WORK REQUIRED ->
Take the data that follows and retype it word for word.

SUPPLIED DATA ->

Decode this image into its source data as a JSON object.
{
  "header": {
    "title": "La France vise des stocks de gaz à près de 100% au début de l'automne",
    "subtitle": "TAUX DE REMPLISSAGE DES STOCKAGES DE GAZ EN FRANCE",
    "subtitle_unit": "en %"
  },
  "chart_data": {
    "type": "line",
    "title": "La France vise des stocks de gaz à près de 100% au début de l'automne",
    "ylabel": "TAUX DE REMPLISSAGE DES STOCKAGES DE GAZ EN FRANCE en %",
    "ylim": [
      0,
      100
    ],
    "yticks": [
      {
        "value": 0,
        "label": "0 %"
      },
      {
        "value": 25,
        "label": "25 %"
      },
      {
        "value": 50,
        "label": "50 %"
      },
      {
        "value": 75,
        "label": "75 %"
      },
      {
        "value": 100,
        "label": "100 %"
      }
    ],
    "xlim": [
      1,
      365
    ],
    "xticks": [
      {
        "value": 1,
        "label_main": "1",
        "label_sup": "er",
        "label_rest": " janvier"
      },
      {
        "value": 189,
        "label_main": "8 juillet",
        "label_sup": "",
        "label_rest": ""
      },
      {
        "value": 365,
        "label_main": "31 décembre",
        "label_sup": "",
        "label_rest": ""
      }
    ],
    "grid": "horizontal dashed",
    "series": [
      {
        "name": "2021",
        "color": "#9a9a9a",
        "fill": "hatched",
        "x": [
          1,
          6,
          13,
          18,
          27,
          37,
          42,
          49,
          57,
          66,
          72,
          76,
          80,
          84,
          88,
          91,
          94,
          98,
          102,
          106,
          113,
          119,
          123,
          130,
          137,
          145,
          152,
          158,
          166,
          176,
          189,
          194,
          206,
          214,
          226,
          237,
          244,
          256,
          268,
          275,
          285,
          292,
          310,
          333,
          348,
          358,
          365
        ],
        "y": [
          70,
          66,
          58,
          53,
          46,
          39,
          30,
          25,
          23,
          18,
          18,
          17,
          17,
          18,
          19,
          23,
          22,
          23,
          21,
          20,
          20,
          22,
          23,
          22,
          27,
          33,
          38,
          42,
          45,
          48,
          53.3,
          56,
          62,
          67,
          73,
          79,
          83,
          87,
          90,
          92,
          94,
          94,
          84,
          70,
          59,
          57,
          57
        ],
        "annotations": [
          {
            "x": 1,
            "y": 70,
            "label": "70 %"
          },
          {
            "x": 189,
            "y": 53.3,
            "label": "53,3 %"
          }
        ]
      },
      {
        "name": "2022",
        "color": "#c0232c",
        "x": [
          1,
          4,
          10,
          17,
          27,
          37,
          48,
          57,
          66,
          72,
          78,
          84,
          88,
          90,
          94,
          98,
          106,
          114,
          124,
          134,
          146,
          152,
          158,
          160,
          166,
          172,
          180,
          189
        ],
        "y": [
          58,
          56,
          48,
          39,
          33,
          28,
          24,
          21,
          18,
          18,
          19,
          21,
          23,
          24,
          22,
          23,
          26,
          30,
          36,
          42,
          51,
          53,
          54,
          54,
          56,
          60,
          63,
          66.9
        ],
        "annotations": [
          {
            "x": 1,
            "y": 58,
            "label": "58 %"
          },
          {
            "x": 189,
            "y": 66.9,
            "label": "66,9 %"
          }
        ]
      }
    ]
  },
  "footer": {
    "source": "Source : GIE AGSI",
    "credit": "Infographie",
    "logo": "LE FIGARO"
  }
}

RESULT OF THIS EXERCISE ->
Decode this image into its source data as a JSON object.
{
  "header": {
    "title": "La France vise des stocks de gaz à près de 100% au début de l'automne",
    "subtitle": "TAUX DE REMPLISSAGE DES STOCKAGES DE GAZ EN FRANCE",
    "subtitle_unit": "en %"
  },
  "chart_data": {
    "type": "line",
    "title": "La France vise des stocks de gaz à près de 100% au début de l'automne",
    "ylabel": "TAUX DE REMPLISSAGE DES STOCKAGES DE GAZ EN FRANCE en %",
    "ylim": [
      0,
      100
    ],
    "yticks": [
      {
        "value": 0,
        "label": "0 %"
      },
      {
        "value": 25,
        "label": "25 %"
      },
      {
        "value": 50,
        "label": "50 %"
      },
      {
        "value": 75,
        "label": "75 %"
      },
      {
        "value": 100,
        "label": "100 %"
      }
    ],
    "xlim": [
      1,
      365
    ],
    "xticks": [
      {
        "value": 1,
        "label_main": "1",
        "label_sup": "er",
        "label_rest": " janvier"
      },
      {
        "value": 189,
        "label_main": "8 juillet",
        "label_sup": "",
        "label_rest": ""
      },
      {
        "value": 365,
        "label_main": "31 décembre",
        "label_sup": "",
        "label_rest": ""
      }
    ],
    "grid": "horizontal dashed",
    "series": [
      {
        "name": "2021",
        "color": "#9a9a9a",
        "fill": "hatched",
        "x": [
          1,
          6,
          13,
          18,
          27,
          37,
          42,
          49,
          57,
          66,
          72,
          76,
          80,
          84,
          88,
          91,
          94,
          98,
          102,
          106,
          113,
          119,
          123,
          130,
          137,
          145,
          152,
          158,
          166,
          176,
          189,
          194,
          206,
          214,
          226,
          237,
          244,
          256,
          268,
          275,
          285,
          292,
          310,
          333,
          348,
          358,
          365
        ],
        "y": [
          70,
          66,
          58,
          53,
          46,
          39,
          30,
          25,
          23,
          18,
          18,
          17,
          17,
          18,
          19,
          23,
          22,
          23,
          21,
          20,
          20,
          22,
          23,
          22,
          27,
          33,
          38,
          42,
          45,
          48,
          53.3,
          56,
          62,
          67,
          73,
          79,
          83,
          87,
          90,
          92,
          94,
          94,
          84,
          70,
          59,
          57,
          57
        ],
        "annotations": [
          {
            "x": 1,
            "y": 70,
            "label": "70 %"
          },
          {
            "x": 189,
            "y": 53.3,
            "label": "53,3 %"
          }
        ]
      },
      {
        "name": "2022",
        "color": "#c0232c",
        "x": [
          1,
          4,
          10,
          17,
          27,
          37,
          48,
          57,
          66,
          72,
          78,
          84,
          88,
          90,
          94,
          98,
          106,
          114,
          124,
          134,
          146,
          152,
          158,
          160,
          166,
          172,
          180,
          189
        ],
        "y": [
          58,
          56,
          48,
          39,
          33,
          28,
          24,
          21,
          18,
          18,
          19,
          21,
          23,
          24,
          22,
          23,
          26,
          30,
          36,
          42,
          51,
          53,
          54,
          54,
          56,
          60,
          63,
          66.9
        ],
        "annotations": [
          {
            "x": 1,
            "y": 58,
            "label": "58 %"
          },
          {
            "x": 189,
            "y": 66.9,
            "label": "66,9 %"
          }
        ]
      }
    ]
  },
  "footer": {
    "source": "Source : GIE AGSI",
    "credit": "Infographie",
    "logo": "LE FIGARO"
  }
}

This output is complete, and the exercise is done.